Task details ▸
Transcribe all of the records word for word, but omit the pictures.

Extracted entries ▸
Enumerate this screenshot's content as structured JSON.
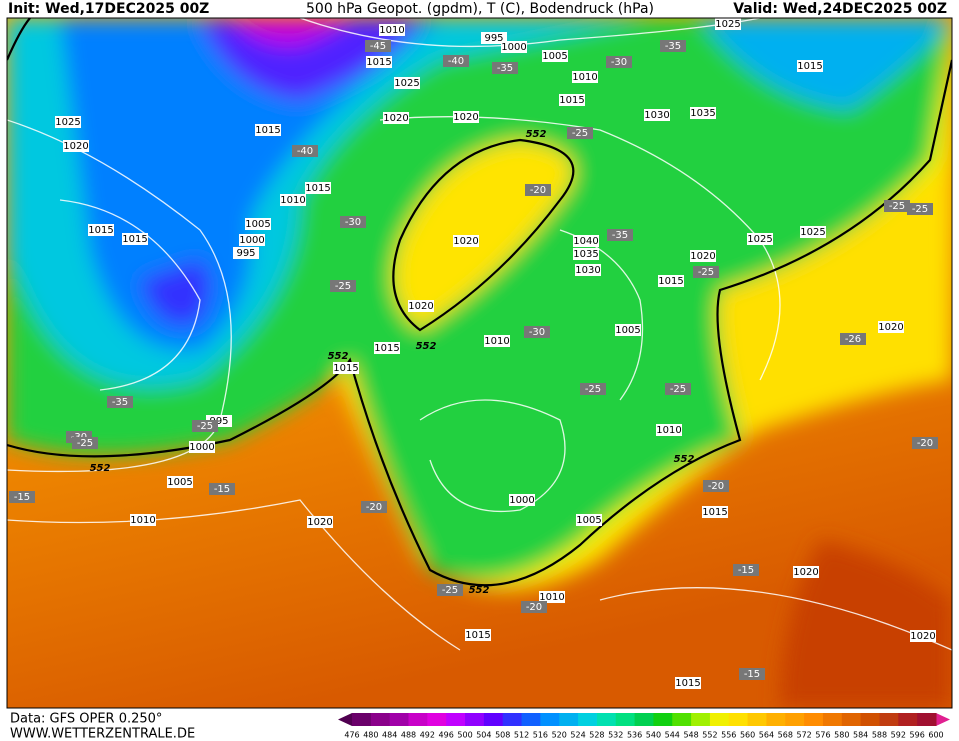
{
  "header": {
    "init": "Init: Wed,17DEC2025 00Z",
    "title": "500 hPa Geopot. (gpdm), T (C), Bodendruck (hPa)",
    "valid": "Valid: Wed,24DEC2025 00Z"
  },
  "footer": {
    "data_source": "Data: GFS OPER 0.250°",
    "website": "WWW.WETTERZENTRALE.DE"
  },
  "map": {
    "isobar_labels": [
      1010,
      995,
      1000,
      1005,
      1025,
      1015,
      1010,
      1025,
      1015,
      1015,
      1025,
      1020,
      1020,
      1030,
      1035,
      1015,
      1020,
      1015,
      1010,
      1005,
      1015,
      1015,
      1000,
      995,
      1020,
      1040,
      1035,
      1030,
      1020,
      1025,
      1025,
      1015,
      1020,
      1005,
      1010,
      1015,
      1015,
      1020,
      995,
      1000,
      1010,
      1005,
      1000,
      1010,
      1020,
      1005,
      1015,
      1020,
      1010,
      1015,
      1020,
      1015
    ],
    "temperature_labels": [
      -45,
      -40,
      -35,
      -30,
      -35,
      -25,
      -40,
      -20,
      -30,
      -35,
      -25,
      -25,
      -30,
      -25,
      -25,
      -26,
      -25,
      -25,
      -35,
      -30,
      -25,
      -25,
      -15,
      -15,
      -20,
      -20,
      -20,
      -15,
      -25,
      -20,
      -15
    ],
    "height_labels": [
      552,
      552,
      552,
      552,
      552,
      552
    ]
  },
  "colorbar": {
    "labels": [
      476,
      480,
      484,
      488,
      492,
      496,
      500,
      504,
      508,
      512,
      516,
      520,
      524,
      528,
      532,
      536,
      540,
      544,
      548,
      552,
      556,
      560,
      564,
      568,
      572,
      576,
      580,
      584,
      588,
      592,
      596,
      600
    ],
    "colors": [
      "#6a006a",
      "#8a008a",
      "#a000a8",
      "#c800c8",
      "#e000e0",
      "#c000ff",
      "#9000ff",
      "#6000ff",
      "#3030ff",
      "#1060ff",
      "#0090ff",
      "#00b0f0",
      "#00d0e0",
      "#00e0b0",
      "#00e080",
      "#00d050",
      "#10d010",
      "#50e000",
      "#a0f000",
      "#f0f000",
      "#ffe000",
      "#ffc800",
      "#ffb000",
      "#ffa000",
      "#ff8c00",
      "#f07800",
      "#e06400",
      "#d05000",
      "#c03c10",
      "#b02020",
      "#a01030"
    ]
  }
}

Answer to this exercise ▸
Enumerate this screenshot's content as structured JSON.
{
  "header": {
    "init": "Init: Wed,17DEC2025 00Z",
    "title": "500 hPa Geopot. (gpdm), T (C), Bodendruck (hPa)",
    "valid": "Valid: Wed,24DEC2025 00Z"
  },
  "footer": {
    "data_source": "Data: GFS OPER 0.250°",
    "website": "WWW.WETTERZENTRALE.DE"
  },
  "map": {
    "isobar_labels": [
      1010,
      995,
      1000,
      1005,
      1025,
      1015,
      1010,
      1025,
      1015,
      1015,
      1025,
      1020,
      1020,
      1030,
      1035,
      1015,
      1020,
      1015,
      1010,
      1005,
      1015,
      1015,
      1000,
      995,
      1020,
      1040,
      1035,
      1030,
      1020,
      1025,
      1025,
      1015,
      1020,
      1005,
      1010,
      1015,
      1015,
      1020,
      995,
      1000,
      1010,
      1005,
      1000,
      1010,
      1020,
      1005,
      1015,
      1020,
      1010,
      1015,
      1020,
      1015
    ],
    "temperature_labels": [
      -45,
      -40,
      -35,
      -30,
      -35,
      -25,
      -40,
      -20,
      -30,
      -35,
      -25,
      -25,
      -30,
      -25,
      -25,
      -26,
      -25,
      -25,
      -35,
      -30,
      -25,
      -25,
      -15,
      -15,
      -20,
      -20,
      -20,
      -15,
      -25,
      -20,
      -15
    ],
    "height_labels": [
      552,
      552,
      552,
      552,
      552,
      552
    ]
  },
  "colorbar": {
    "labels": [
      476,
      480,
      484,
      488,
      492,
      496,
      500,
      504,
      508,
      512,
      516,
      520,
      524,
      528,
      532,
      536,
      540,
      544,
      548,
      552,
      556,
      560,
      564,
      568,
      572,
      576,
      580,
      584,
      588,
      592,
      596,
      600
    ],
    "colors": [
      "#6a006a",
      "#8a008a",
      "#a000a8",
      "#c800c8",
      "#e000e0",
      "#c000ff",
      "#9000ff",
      "#6000ff",
      "#3030ff",
      "#1060ff",
      "#0090ff",
      "#00b0f0",
      "#00d0e0",
      "#00e0b0",
      "#00e080",
      "#00d050",
      "#10d010",
      "#50e000",
      "#a0f000",
      "#f0f000",
      "#ffe000",
      "#ffc800",
      "#ffb000",
      "#ffa000",
      "#ff8c00",
      "#f07800",
      "#e06400",
      "#d05000",
      "#c03c10",
      "#b02020",
      "#a01030"
    ]
  }
}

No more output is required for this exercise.